Element and region listings
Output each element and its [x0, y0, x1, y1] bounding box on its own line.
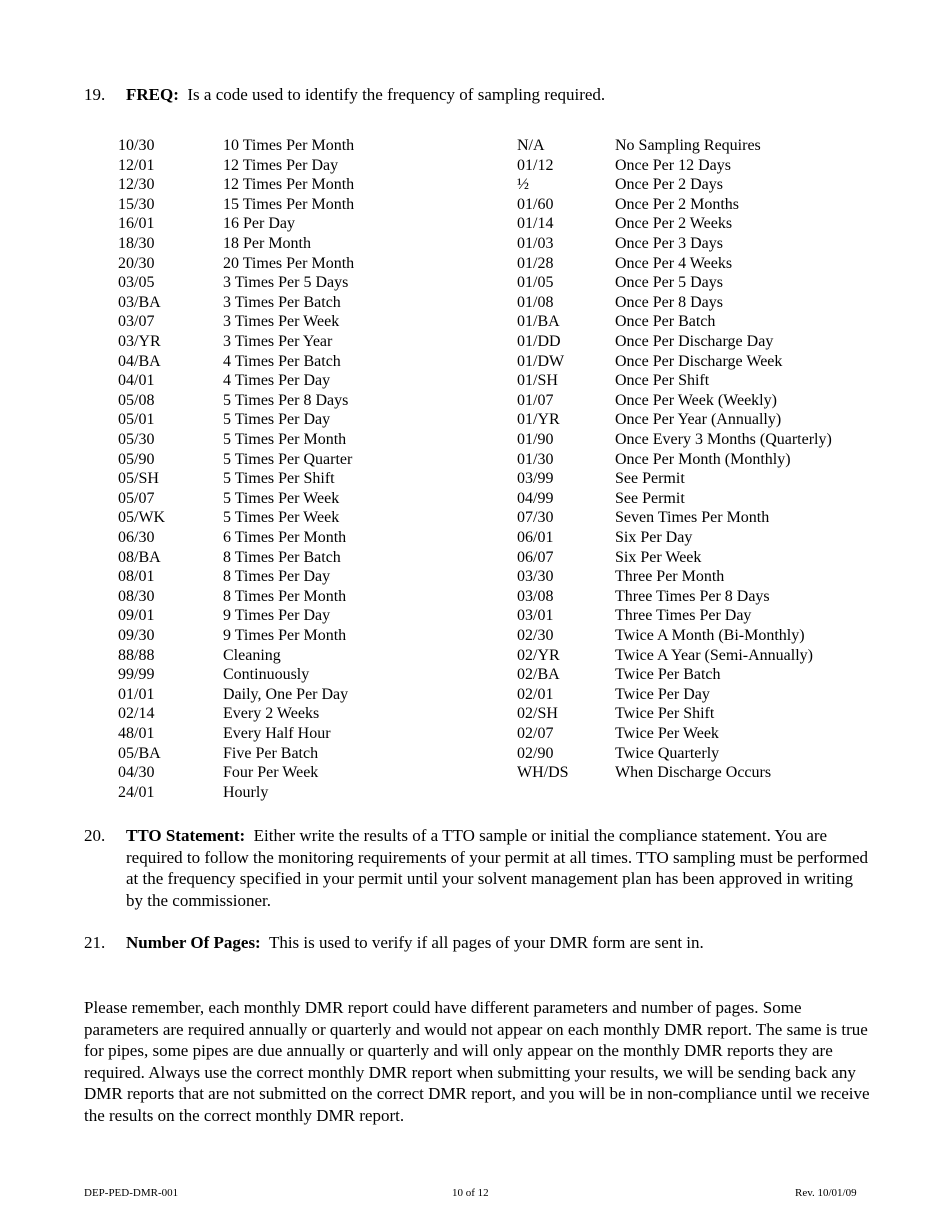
- item-20: [84, 825, 874, 911]
- reminder-paragraph: Please remember, each monthly DMR report could have different parameters and number of pages. Some parameters are required annually or quarterly and would not appear on each monthly DMR report. The same is true for pipes, some pipes are due annually or quarterly and will only appear on the monthly DMR reports they are required. Always use the correct monthly DMR report when submitting your results, we will be sending back any DMR reports that are not submitted on the correct DMR report, and you will be in non-compliance until we receive the results on the correct monthly DMR report.: [84, 998, 870, 1125]
- frequency-description: 3 Times Per 5 Days: [223, 274, 349, 292]
- frequency-code: 01/03: [517, 235, 554, 252]
- frequency-code: 05/30: [118, 431, 155, 448]
- frequency-code: 06/01: [517, 529, 554, 546]
- frequency-code: 03/30: [517, 568, 554, 586]
- frequency-description: Twice Per Shift: [615, 705, 715, 723]
- frequency-code: 01/12: [517, 156, 554, 174]
- frequency-description: 10 Times Per Month: [223, 137, 355, 154]
- frequency-code: 05/01: [118, 411, 155, 429]
- item-21-text: This is used to verify if all pages of your DMR form are sent in.: [268, 933, 704, 952]
- frequency-code: 20/30: [118, 254, 155, 272]
- frequency-code: 03/99: [517, 470, 554, 488]
- frequency-code: 07/30: [517, 509, 554, 527]
- footer-page-number: 10 of 12: [452, 1187, 489, 1199]
- frequency-description: Three Times Per 8 Days: [615, 587, 770, 605]
- frequency-code: 04/99: [517, 489, 554, 507]
- frequency-description: Twice Per Batch: [615, 666, 721, 684]
- frequency-code: 16/01: [118, 215, 155, 233]
- frequency-description: 5 Times Per Week: [223, 489, 340, 507]
- frequency-description: 8 Times Per Batch: [223, 548, 341, 566]
- item-20-number: 20.: [84, 826, 106, 845]
- item-21: [84, 932, 874, 954]
- frequency-code: 01/14: [517, 215, 554, 233]
- frequency-description: Once Per Month (Monthly): [615, 450, 791, 468]
- frequency-code: 03/05: [118, 274, 155, 292]
- frequency-code: 02/SH: [517, 705, 558, 723]
- frequency-code: 01/YR: [517, 411, 560, 429]
- frequency-code: 02/30: [517, 627, 554, 644]
- item-20-label: TTO Statement:: [126, 826, 246, 845]
- frequency-code: 04/01: [118, 372, 155, 390]
- frequency-code: 01/28: [517, 254, 554, 272]
- frequency-description: Once Per 3 Days: [615, 235, 723, 252]
- frequency-description: See Permit: [615, 489, 685, 507]
- frequency-description: Once Per Discharge Day: [615, 333, 774, 350]
- frequency-description: 3 Times Per Year: [223, 333, 333, 350]
- frequency-description: Twice A Year (Semi-Annually): [615, 646, 813, 664]
- frequency-code: 05/90: [118, 450, 155, 468]
- frequency-description: Once Per Batch: [615, 313, 716, 331]
- frequency-code: 12/30: [118, 176, 155, 194]
- frequency-code: 01/08: [517, 293, 554, 311]
- frequency-description: 9 Times Per Day: [223, 607, 331, 625]
- frequency-description: 3 Times Per Week: [223, 313, 340, 331]
- frequency-description: 16 Per Day: [223, 215, 295, 233]
- frequency-description: 3 Times Per Batch: [223, 293, 341, 311]
- frequency-description: Twice Per Day: [615, 685, 710, 703]
- frequency-code: 04/BA: [118, 352, 161, 370]
- frequency-description: 5 Times Per 8 Days: [223, 391, 349, 409]
- frequency-description: 8 Times Per Month: [223, 587, 347, 605]
- frequency-description: Once Per Shift: [615, 372, 710, 390]
- frequency-description: 12 Times Per Month: [223, 176, 355, 194]
- frequency-description: Once Per 4 Weeks: [615, 254, 733, 272]
- frequency-description: Once Per Year (Annually): [615, 411, 782, 429]
- frequency-code: 01/SH: [517, 372, 558, 390]
- frequency-description: Daily, One Per Day: [223, 685, 349, 703]
- frequency-code: 88/88: [118, 646, 155, 664]
- frequency-code: 01/07: [517, 391, 554, 409]
- frequency-description: When Discharge Occurs: [615, 764, 772, 782]
- frequency-code: 03/01: [517, 607, 554, 625]
- frequency-code: 06/07: [517, 548, 554, 566]
- frequency-description: 15 Times Per Month: [223, 195, 355, 213]
- frequency-description: Three Times Per Day: [615, 607, 752, 625]
- frequency-code: 05/SH: [118, 470, 159, 488]
- item-19-number: 19.: [84, 85, 106, 104]
- frequency-description: 18 Per Month: [223, 235, 311, 252]
- frequency-code: 01/60: [517, 195, 554, 213]
- frequency-description: Hourly: [223, 783, 269, 801]
- frequency-code: 04/30: [118, 764, 155, 782]
- frequency-description: 4 Times Per Day: [223, 372, 331, 390]
- frequency-code: 02/07: [517, 725, 554, 742]
- frequency-code: N/A: [517, 137, 545, 154]
- frequency-description: Once Per 2 Days: [615, 176, 723, 194]
- frequency-description: No Sampling Requires: [615, 137, 761, 154]
- footer-doc-id: DEP-PED-DMR-001: [84, 1187, 179, 1199]
- frequency-code: 09/01: [118, 607, 155, 625]
- frequency-description: Once Per 8 Days: [615, 293, 723, 311]
- frequency-description: 4 Times Per Batch: [223, 352, 341, 370]
- frequency-description: Twice Quarterly: [615, 744, 720, 762]
- frequency-code: 02/BA: [517, 666, 560, 684]
- frequency-code: 09/30: [118, 627, 155, 644]
- frequency-description: 5 Times Per Quarter: [223, 450, 353, 468]
- frequency-description: Three Per Month: [615, 568, 725, 586]
- frequency-code: 01/DW: [517, 352, 565, 370]
- frequency-code: 24/01: [118, 783, 155, 801]
- frequency-description: Continuously: [223, 666, 310, 684]
- frequency-code: 99/99: [118, 666, 155, 684]
- frequency-code: 05/WK: [118, 509, 166, 527]
- frequency-code: 15/30: [118, 195, 155, 213]
- frequency-code: 18/30: [118, 235, 155, 252]
- item-21-label: Number Of Pages:: [126, 933, 261, 952]
- frequency-code: 02/90: [517, 744, 554, 762]
- frequency-description: Twice A Month (Bi-Monthly): [615, 627, 805, 644]
- frequency-description: Once Per 5 Days: [615, 274, 723, 292]
- frequency-code: 01/05: [517, 274, 554, 292]
- frequency-description: Seven Times Per Month: [615, 509, 770, 527]
- frequency-description: 5 Times Per Month: [223, 431, 347, 448]
- item-19-label: FREQ:: [126, 85, 179, 104]
- frequency-code: 08/01: [118, 568, 155, 586]
- frequency-code: 08/BA: [118, 548, 161, 566]
- frequency-code: 01/DD: [517, 333, 561, 350]
- frequency-code: 01/01: [118, 685, 155, 703]
- frequency-code: 05/08: [118, 391, 155, 409]
- frequency-code: ½: [517, 176, 529, 194]
- frequency-code: 08/30: [118, 587, 155, 605]
- frequency-description: Twice Per Week: [615, 725, 719, 742]
- frequency-description: Five Per Batch: [223, 744, 319, 762]
- frequency-description: Once Every 3 Months (Quarterly): [615, 431, 832, 448]
- frequency-code: 03/YR: [118, 333, 161, 350]
- frequency-description: Once Per 2 Months: [615, 195, 739, 213]
- frequency-code: 02/YR: [517, 646, 560, 664]
- frequency-description: Four Per Week: [223, 764, 319, 782]
- frequency-description: Once Per Week (Weekly): [615, 391, 777, 409]
- frequency-description: Cleaning: [223, 646, 281, 664]
- frequency-description: Once Per 2 Weeks: [615, 215, 733, 233]
- frequency-description: 8 Times Per Day: [223, 568, 331, 586]
- frequency-description: 6 Times Per Month: [223, 529, 347, 546]
- frequency-description: 5 Times Per Shift: [223, 470, 335, 488]
- frequency-code: 48/01: [118, 725, 155, 742]
- frequency-code: 01/BA: [517, 313, 560, 331]
- frequency-code: 03/BA: [118, 293, 161, 311]
- frequency-description: 20 Times Per Month: [223, 254, 355, 272]
- frequency-description: 9 Times Per Month: [223, 627, 347, 644]
- frequency-code: 03/08: [517, 587, 554, 605]
- footer-revision: Rev. 10/01/09: [795, 1187, 857, 1199]
- item-21-number: 21.: [84, 933, 106, 952]
- frequency-description: 5 Times Per Day: [223, 411, 331, 429]
- item-20-text: Either write the results of a TTO sample or initial the compliance statement. You are required to follow the monitoring requirements of your permit at all times. TTO sampling must be performed at the frequency specified in your permit until your solvent management plan has been approved in writing by the commissioner.: [126, 826, 869, 910]
- item-19-text: Is a code used to identify the frequency of sampling required.: [187, 85, 606, 104]
- frequency-description: Six Per Day: [615, 529, 693, 546]
- frequency-code: 01/30: [517, 450, 554, 468]
- frequency-description: 12 Times Per Day: [223, 156, 339, 174]
- item-19: [84, 84, 874, 106]
- frequency-description: 5 Times Per Week: [223, 509, 340, 527]
- frequency-description: Once Per 12 Days: [615, 156, 731, 174]
- frequency-code: WH/DS: [517, 764, 569, 782]
- frequency-description: Once Per Discharge Week: [615, 352, 783, 370]
- frequency-code: 03/07: [118, 313, 155, 331]
- frequency-code: 02/01: [517, 685, 554, 703]
- frequency-code: 10/30: [118, 137, 155, 154]
- frequency-code: 02/14: [118, 705, 155, 723]
- frequency-description: Six Per Week: [615, 548, 702, 566]
- frequency-description: Every 2 Weeks: [223, 705, 320, 723]
- frequency-code: 06/30: [118, 529, 155, 546]
- frequency-code: 05/07: [118, 489, 155, 507]
- frequency-description: Every Half Hour: [223, 725, 331, 742]
- frequency-description: See Permit: [615, 470, 685, 488]
- frequency-code: 12/01: [118, 156, 155, 174]
- frequency-code: 01/90: [517, 431, 554, 448]
- frequency-code: 05/BA: [118, 744, 161, 762]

### Prompt
Arrange as a numbered list the rows from the one containing "- item-20: [84, 825, 874, 911]" through the one containing "- reminder-paragraph: Please", omitting any blank lines.

### Final result
1. - item-20: [84, 825, 874, 911]
2. - reminder-paragraph: Please remember, each monthly DMR report could have different parameters and number of pages. Some parameters are required annually or quarterly and would not appear on each monthly DMR report. The same is true for pipes, some pipes are due annually or quarterly and will only appear on the monthly DMR reports they are required. Always use the correct monthly DMR report when submitting your results, we will be sending back any DMR reports that are not submitted on the correct DMR report, and you will be in non-compliance until we receive the results on the correct monthly DMR report.: [84, 998, 870, 1125]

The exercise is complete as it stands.